§ **Short exercise**:
Lines holding the string "笔记抓取监控看板" are the ones to copy from this listing.

§ **Records for the exercise**:
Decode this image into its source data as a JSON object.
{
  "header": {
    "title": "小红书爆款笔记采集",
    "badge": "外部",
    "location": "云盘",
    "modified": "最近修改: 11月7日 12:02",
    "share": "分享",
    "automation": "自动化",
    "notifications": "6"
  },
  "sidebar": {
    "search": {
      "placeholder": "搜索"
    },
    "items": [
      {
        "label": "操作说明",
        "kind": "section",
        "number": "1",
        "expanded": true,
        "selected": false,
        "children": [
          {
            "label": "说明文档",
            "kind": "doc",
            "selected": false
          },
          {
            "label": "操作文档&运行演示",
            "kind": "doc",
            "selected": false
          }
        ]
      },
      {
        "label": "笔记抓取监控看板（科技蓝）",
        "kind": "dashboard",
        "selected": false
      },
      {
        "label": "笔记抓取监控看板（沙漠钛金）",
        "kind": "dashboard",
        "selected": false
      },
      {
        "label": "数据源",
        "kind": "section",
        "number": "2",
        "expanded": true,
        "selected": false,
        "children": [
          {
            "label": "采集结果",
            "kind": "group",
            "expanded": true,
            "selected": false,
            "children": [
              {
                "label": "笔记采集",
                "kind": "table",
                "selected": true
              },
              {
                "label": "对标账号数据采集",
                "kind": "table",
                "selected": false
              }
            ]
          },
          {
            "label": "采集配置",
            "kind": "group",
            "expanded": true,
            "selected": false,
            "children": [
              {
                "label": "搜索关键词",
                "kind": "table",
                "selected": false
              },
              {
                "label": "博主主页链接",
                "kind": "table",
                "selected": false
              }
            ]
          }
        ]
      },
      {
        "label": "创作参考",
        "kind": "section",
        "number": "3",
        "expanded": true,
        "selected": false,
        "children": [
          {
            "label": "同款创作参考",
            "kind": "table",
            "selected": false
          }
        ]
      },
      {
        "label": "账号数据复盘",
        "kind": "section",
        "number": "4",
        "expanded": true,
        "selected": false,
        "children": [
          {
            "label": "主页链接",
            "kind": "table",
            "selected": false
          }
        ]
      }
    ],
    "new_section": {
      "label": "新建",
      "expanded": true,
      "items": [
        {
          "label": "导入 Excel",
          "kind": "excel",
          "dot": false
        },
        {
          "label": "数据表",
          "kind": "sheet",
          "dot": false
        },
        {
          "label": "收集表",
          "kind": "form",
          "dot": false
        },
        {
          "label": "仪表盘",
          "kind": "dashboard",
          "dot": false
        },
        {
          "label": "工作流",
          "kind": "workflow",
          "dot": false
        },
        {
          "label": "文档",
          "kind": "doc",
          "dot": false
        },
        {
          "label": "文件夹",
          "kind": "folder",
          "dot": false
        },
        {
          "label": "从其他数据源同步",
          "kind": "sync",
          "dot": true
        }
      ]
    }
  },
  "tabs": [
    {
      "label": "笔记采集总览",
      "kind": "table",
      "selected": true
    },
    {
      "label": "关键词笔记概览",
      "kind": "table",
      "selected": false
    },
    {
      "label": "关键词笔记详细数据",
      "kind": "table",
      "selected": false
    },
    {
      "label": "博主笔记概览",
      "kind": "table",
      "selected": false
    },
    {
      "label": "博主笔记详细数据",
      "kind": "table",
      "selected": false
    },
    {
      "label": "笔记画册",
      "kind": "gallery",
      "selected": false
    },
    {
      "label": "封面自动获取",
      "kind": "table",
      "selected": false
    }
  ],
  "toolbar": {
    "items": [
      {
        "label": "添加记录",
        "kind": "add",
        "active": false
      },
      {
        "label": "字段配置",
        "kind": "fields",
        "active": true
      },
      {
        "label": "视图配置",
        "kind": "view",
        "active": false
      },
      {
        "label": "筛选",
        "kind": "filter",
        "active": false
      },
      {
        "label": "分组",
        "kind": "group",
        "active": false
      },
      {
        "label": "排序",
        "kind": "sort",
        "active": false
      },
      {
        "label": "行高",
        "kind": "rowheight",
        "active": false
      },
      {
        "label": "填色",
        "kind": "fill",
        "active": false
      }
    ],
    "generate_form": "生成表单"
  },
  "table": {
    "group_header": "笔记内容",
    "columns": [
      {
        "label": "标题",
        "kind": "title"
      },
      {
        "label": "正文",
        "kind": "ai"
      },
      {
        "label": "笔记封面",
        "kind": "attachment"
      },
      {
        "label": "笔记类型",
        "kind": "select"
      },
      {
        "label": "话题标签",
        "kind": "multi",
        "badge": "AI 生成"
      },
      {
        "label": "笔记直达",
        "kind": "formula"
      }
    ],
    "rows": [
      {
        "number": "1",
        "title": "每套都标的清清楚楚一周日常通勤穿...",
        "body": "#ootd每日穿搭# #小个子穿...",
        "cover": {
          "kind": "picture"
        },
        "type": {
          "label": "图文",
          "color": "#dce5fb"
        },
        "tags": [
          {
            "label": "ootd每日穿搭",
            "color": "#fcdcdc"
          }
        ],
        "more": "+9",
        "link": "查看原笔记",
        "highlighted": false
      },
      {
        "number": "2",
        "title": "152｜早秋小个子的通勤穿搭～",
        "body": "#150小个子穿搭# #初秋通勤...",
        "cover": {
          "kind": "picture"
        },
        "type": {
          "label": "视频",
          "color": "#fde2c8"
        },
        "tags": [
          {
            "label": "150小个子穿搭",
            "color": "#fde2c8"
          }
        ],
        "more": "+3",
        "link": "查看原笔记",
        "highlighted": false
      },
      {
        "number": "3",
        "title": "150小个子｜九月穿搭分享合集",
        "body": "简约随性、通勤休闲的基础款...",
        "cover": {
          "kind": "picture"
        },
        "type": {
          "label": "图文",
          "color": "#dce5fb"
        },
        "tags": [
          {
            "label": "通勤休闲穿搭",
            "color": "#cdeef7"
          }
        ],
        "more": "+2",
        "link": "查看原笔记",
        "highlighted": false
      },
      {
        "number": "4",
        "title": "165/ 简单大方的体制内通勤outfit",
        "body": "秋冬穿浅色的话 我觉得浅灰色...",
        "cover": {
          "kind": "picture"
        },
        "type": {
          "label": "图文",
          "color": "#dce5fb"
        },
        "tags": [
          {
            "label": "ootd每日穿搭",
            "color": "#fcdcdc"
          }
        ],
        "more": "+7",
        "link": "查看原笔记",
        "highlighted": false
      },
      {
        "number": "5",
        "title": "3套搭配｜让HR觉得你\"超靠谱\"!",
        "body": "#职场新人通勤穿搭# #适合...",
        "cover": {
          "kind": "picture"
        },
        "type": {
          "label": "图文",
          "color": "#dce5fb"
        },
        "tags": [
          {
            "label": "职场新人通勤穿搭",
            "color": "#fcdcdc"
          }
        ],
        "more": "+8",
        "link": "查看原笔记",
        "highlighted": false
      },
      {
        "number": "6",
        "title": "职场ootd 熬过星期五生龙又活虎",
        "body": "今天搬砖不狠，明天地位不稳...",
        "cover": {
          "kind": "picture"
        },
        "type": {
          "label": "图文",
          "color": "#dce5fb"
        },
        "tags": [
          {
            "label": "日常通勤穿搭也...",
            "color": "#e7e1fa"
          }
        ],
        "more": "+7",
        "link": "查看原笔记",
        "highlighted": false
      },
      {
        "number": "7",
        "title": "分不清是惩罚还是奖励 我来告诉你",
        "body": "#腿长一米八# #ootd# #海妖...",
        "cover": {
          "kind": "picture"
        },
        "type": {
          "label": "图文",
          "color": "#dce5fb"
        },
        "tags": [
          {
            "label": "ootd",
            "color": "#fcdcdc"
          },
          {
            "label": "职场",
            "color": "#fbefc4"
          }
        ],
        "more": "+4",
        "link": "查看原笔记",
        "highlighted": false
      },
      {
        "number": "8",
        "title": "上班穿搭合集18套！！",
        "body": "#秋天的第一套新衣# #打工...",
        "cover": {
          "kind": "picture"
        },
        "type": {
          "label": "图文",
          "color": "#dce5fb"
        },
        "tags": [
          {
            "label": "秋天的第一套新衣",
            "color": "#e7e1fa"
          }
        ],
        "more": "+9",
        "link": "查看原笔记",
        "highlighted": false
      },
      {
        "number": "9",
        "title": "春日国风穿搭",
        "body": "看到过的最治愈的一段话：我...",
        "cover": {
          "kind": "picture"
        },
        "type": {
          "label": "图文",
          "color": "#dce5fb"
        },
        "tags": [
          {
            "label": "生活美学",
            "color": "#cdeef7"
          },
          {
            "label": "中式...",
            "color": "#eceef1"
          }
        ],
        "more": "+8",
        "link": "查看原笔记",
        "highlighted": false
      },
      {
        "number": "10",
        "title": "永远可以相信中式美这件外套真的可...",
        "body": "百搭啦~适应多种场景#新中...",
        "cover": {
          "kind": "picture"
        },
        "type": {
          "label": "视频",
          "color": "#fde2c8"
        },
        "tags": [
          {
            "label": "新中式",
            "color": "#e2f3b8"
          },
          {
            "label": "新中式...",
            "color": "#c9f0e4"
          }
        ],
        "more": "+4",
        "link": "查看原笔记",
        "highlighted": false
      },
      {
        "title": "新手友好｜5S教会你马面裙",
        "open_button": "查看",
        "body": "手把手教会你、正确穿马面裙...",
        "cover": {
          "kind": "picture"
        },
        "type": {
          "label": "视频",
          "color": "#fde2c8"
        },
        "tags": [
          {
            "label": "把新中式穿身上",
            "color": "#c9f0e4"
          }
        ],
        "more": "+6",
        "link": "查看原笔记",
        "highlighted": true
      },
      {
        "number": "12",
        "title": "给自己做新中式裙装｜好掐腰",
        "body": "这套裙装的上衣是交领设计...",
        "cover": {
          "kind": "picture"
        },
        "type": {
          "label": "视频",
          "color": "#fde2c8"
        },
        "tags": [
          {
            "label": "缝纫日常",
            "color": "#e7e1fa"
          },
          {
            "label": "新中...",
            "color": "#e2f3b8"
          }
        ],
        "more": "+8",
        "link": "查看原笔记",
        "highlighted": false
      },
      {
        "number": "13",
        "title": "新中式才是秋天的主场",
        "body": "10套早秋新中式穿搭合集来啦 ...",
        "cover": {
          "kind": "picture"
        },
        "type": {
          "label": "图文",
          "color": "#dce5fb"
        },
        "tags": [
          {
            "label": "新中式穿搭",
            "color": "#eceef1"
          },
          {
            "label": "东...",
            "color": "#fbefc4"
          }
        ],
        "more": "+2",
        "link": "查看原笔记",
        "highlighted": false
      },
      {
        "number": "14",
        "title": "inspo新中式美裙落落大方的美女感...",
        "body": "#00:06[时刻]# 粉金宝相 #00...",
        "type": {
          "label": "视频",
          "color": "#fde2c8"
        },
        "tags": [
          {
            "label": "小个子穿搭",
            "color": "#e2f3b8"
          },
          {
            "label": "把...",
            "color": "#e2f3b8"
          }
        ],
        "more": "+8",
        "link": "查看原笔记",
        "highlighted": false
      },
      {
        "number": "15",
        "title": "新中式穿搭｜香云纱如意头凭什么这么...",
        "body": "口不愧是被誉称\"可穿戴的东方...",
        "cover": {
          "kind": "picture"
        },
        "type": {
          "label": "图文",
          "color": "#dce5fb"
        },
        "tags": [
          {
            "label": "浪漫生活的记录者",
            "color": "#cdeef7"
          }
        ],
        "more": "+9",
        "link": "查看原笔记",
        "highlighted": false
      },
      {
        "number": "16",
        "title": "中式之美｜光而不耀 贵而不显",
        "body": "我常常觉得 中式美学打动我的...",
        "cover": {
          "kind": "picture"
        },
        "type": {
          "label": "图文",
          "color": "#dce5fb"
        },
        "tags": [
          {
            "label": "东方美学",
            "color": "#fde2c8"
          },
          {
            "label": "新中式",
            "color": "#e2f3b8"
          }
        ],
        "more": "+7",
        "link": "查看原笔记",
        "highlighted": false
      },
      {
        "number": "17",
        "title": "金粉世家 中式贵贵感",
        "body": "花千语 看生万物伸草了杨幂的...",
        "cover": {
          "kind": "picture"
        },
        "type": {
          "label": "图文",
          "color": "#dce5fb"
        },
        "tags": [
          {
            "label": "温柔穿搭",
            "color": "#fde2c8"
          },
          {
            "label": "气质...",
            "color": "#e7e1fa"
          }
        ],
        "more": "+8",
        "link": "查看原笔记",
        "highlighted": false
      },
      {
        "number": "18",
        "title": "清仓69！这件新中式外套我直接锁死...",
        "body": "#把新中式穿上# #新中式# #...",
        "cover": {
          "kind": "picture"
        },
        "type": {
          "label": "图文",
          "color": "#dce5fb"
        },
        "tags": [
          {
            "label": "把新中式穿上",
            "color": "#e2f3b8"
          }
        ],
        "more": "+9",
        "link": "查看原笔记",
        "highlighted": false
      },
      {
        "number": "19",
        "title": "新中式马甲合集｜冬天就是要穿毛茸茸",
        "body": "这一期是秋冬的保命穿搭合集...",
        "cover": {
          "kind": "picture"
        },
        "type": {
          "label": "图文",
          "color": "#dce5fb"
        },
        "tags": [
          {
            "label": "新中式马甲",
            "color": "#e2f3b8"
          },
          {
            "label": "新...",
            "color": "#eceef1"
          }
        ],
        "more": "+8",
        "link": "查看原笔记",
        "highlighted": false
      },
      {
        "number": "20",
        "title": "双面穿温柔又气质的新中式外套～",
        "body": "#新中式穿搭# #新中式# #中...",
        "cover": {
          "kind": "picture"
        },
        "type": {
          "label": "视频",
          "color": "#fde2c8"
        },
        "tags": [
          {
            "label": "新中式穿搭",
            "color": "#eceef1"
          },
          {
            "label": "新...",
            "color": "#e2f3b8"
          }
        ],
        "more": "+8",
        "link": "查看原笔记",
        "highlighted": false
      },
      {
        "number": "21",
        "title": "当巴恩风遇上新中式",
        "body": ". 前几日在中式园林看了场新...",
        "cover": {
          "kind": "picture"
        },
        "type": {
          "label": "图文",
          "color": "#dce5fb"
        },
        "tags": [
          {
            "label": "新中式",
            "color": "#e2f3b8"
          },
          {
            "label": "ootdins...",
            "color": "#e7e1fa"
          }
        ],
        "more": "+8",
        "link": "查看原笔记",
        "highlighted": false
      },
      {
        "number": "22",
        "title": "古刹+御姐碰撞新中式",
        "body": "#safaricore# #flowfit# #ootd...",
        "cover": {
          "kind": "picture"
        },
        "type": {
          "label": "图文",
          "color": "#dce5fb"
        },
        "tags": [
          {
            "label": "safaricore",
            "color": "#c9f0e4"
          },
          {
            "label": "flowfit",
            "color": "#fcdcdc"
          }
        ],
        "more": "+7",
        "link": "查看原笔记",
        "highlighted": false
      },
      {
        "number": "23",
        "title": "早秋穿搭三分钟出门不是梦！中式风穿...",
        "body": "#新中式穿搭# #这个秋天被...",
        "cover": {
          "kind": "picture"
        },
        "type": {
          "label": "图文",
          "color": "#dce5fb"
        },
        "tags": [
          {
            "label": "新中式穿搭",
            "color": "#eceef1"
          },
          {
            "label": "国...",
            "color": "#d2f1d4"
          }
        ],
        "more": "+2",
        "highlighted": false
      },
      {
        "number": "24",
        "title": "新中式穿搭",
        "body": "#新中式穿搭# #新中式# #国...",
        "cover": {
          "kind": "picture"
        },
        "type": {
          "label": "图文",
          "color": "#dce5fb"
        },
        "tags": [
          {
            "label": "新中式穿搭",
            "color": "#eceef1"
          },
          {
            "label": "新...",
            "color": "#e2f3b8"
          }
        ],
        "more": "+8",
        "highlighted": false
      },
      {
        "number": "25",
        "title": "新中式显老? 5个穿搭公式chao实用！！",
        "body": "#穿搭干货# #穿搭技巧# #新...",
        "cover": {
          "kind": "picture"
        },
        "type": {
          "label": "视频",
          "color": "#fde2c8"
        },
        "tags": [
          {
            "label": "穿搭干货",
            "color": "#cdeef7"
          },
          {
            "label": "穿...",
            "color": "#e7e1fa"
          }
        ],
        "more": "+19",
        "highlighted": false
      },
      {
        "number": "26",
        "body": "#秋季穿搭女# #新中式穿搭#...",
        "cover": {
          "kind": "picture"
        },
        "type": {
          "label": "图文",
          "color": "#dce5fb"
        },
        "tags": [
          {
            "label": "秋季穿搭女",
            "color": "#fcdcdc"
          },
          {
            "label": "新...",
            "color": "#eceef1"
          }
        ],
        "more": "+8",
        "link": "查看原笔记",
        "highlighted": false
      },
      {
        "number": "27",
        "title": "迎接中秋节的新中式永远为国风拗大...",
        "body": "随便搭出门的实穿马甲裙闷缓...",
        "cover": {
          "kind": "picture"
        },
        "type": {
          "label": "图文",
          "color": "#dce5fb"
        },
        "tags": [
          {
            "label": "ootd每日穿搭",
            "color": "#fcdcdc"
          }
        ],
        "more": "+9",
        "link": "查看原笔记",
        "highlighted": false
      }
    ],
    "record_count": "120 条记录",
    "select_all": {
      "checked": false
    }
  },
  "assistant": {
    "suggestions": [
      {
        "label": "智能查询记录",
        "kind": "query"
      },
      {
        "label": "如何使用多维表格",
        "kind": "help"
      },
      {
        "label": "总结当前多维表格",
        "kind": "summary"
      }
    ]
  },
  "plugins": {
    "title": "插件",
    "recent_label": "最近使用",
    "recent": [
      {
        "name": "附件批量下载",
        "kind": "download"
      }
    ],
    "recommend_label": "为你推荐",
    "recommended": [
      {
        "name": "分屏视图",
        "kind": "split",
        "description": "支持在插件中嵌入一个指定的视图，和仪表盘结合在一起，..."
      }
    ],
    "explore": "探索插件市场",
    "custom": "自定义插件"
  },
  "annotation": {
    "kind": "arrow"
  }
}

§ **Solution to the exercise**:
        "label": "笔记抓取监控看板（科技蓝）",
        "label": "笔记抓取监控看板（沙漠钛金）",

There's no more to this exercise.